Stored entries
- - -

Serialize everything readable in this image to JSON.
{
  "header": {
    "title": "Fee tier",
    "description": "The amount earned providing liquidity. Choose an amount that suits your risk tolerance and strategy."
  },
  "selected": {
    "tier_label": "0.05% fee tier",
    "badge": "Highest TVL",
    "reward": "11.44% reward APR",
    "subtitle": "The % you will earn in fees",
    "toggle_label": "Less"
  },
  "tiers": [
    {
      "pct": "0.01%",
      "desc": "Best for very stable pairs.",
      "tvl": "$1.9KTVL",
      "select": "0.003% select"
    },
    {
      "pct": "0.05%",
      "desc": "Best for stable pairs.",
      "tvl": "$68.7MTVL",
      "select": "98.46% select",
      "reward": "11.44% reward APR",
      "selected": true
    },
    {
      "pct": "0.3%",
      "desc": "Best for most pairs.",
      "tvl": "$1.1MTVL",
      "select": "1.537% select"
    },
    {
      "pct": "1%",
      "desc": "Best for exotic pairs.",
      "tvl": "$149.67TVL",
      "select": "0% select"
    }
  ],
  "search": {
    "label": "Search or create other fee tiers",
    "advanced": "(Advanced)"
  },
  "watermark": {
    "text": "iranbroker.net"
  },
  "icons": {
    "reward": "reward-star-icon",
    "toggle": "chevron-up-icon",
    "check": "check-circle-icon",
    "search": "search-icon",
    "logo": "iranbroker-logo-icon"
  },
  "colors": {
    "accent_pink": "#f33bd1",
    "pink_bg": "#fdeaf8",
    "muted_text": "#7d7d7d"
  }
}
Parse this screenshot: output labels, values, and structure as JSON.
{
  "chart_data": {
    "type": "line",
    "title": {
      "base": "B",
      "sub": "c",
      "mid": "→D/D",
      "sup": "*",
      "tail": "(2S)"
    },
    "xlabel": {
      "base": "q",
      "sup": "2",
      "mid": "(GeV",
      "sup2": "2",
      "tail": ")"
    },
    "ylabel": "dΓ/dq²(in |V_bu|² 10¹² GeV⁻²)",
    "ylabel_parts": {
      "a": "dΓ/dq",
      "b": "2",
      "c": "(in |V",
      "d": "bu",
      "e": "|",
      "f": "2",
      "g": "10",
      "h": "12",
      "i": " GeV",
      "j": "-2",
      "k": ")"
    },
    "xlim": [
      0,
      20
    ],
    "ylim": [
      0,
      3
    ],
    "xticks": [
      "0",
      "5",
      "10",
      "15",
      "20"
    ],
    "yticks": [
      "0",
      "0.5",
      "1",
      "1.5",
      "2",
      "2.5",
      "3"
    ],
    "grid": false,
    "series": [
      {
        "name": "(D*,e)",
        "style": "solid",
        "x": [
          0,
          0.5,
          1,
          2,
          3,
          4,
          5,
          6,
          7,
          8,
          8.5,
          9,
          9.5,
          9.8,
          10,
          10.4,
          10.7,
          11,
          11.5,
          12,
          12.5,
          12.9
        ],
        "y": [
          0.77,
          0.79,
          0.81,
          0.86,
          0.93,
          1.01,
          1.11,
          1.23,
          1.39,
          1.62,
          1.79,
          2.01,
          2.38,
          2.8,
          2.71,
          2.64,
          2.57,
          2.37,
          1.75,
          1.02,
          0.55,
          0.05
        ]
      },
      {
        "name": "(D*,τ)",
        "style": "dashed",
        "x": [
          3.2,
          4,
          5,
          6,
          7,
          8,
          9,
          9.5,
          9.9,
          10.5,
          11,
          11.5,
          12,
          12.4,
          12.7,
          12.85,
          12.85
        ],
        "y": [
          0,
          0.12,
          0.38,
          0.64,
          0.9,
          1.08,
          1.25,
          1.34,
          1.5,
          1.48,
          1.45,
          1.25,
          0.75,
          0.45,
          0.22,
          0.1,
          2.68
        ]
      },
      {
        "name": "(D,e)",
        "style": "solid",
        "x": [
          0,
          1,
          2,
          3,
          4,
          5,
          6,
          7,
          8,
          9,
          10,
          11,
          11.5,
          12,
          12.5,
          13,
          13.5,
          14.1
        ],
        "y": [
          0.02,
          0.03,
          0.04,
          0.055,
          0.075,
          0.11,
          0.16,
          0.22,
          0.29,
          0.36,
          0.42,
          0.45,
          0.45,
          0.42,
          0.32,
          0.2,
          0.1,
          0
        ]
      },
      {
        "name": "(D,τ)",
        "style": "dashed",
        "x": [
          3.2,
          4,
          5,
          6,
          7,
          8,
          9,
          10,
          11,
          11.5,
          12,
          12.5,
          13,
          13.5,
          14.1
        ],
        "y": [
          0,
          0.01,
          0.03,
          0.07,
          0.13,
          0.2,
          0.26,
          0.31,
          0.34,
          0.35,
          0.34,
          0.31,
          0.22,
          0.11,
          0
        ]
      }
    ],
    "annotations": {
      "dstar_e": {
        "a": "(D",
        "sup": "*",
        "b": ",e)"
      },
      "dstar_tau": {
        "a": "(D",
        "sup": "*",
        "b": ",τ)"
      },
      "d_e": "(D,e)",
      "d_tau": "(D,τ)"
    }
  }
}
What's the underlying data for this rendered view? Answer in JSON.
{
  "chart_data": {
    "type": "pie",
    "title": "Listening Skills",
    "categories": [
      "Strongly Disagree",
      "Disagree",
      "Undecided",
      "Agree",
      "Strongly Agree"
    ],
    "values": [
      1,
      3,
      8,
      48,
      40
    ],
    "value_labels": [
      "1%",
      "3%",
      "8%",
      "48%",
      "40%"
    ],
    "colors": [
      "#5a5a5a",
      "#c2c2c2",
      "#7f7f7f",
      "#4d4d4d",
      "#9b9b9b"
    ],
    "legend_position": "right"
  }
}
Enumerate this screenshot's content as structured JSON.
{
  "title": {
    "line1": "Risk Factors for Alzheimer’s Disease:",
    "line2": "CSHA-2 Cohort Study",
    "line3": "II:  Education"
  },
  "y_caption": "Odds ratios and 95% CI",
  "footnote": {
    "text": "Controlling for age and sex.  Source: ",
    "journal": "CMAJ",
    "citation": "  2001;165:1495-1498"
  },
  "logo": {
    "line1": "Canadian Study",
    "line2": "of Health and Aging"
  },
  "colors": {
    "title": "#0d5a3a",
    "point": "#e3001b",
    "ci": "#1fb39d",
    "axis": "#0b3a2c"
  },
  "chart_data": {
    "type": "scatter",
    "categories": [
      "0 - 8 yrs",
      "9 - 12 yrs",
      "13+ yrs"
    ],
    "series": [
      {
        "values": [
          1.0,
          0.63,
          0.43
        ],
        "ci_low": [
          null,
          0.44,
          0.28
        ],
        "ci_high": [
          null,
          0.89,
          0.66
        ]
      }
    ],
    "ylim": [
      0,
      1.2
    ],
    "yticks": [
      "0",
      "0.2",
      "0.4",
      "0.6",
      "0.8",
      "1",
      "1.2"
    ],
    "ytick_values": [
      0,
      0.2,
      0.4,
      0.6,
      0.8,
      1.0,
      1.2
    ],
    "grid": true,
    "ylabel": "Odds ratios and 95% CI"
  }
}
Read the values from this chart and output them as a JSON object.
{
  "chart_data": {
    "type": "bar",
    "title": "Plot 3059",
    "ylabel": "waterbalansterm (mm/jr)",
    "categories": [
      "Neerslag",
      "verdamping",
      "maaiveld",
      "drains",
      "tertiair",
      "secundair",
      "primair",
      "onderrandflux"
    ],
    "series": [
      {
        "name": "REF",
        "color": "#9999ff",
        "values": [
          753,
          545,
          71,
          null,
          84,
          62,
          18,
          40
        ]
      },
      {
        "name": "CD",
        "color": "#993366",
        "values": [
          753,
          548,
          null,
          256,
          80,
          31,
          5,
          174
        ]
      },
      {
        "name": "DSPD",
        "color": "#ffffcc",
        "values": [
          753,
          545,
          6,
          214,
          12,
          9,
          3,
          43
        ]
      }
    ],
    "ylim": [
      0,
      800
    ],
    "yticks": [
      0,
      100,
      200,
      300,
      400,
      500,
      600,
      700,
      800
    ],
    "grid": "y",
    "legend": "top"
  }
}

- - -

■ **What you are asked to do**
Search the lines for the string "pairs" and copy every line that has it.

■ **Reply to the task**
      "desc": "Best for very stable pairs.",
      "desc": "Best for stable pairs.",
      "desc": "Best for most pairs.",
      "desc": "Best for exotic pairs.",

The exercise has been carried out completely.